> [Materials provided]:
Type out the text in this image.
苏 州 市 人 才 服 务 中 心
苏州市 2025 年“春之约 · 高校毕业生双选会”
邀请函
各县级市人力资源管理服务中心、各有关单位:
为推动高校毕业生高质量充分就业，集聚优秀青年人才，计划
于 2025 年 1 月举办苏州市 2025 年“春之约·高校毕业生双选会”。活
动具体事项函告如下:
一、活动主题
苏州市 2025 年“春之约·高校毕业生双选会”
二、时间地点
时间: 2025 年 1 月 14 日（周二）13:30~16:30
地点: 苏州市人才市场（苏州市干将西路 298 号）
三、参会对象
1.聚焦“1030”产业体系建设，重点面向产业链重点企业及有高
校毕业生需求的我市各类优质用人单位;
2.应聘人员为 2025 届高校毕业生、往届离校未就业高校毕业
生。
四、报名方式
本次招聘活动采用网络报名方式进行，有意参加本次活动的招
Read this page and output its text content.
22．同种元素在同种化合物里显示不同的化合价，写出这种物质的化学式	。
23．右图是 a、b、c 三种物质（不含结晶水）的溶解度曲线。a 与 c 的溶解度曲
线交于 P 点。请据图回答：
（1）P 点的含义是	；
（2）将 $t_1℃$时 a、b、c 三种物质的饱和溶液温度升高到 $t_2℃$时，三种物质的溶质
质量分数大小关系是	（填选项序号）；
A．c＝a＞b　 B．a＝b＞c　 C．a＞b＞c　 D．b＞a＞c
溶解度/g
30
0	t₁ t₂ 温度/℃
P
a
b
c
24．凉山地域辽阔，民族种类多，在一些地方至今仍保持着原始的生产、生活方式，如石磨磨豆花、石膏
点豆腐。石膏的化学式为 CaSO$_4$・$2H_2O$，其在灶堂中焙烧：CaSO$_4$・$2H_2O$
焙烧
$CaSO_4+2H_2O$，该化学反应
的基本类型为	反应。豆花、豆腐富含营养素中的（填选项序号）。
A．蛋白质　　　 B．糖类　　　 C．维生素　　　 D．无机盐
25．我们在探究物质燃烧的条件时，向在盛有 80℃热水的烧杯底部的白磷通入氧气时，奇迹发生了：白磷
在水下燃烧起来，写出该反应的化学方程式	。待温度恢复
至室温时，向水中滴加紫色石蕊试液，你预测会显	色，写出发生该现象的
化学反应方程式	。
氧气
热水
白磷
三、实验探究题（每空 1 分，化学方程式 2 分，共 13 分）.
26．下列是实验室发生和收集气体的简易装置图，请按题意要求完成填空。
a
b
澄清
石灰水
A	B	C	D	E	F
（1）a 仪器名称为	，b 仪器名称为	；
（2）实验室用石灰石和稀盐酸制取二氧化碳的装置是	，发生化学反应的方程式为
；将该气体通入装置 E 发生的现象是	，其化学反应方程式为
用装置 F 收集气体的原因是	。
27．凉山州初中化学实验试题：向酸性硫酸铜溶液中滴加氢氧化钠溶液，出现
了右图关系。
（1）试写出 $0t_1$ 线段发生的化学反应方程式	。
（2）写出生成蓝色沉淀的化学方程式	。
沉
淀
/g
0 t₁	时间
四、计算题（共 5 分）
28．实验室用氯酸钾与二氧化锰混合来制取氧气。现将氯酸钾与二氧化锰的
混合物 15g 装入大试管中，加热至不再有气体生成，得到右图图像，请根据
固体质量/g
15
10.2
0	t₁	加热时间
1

> [What is asked]: Which lines in the data above contain "填选项序号"? Show each one.

> [Task answer]:
质量分数大小关系是	（填选项序号）；
的基本类型为	反应。豆花、豆腐富含营养素中的（填选项序号）。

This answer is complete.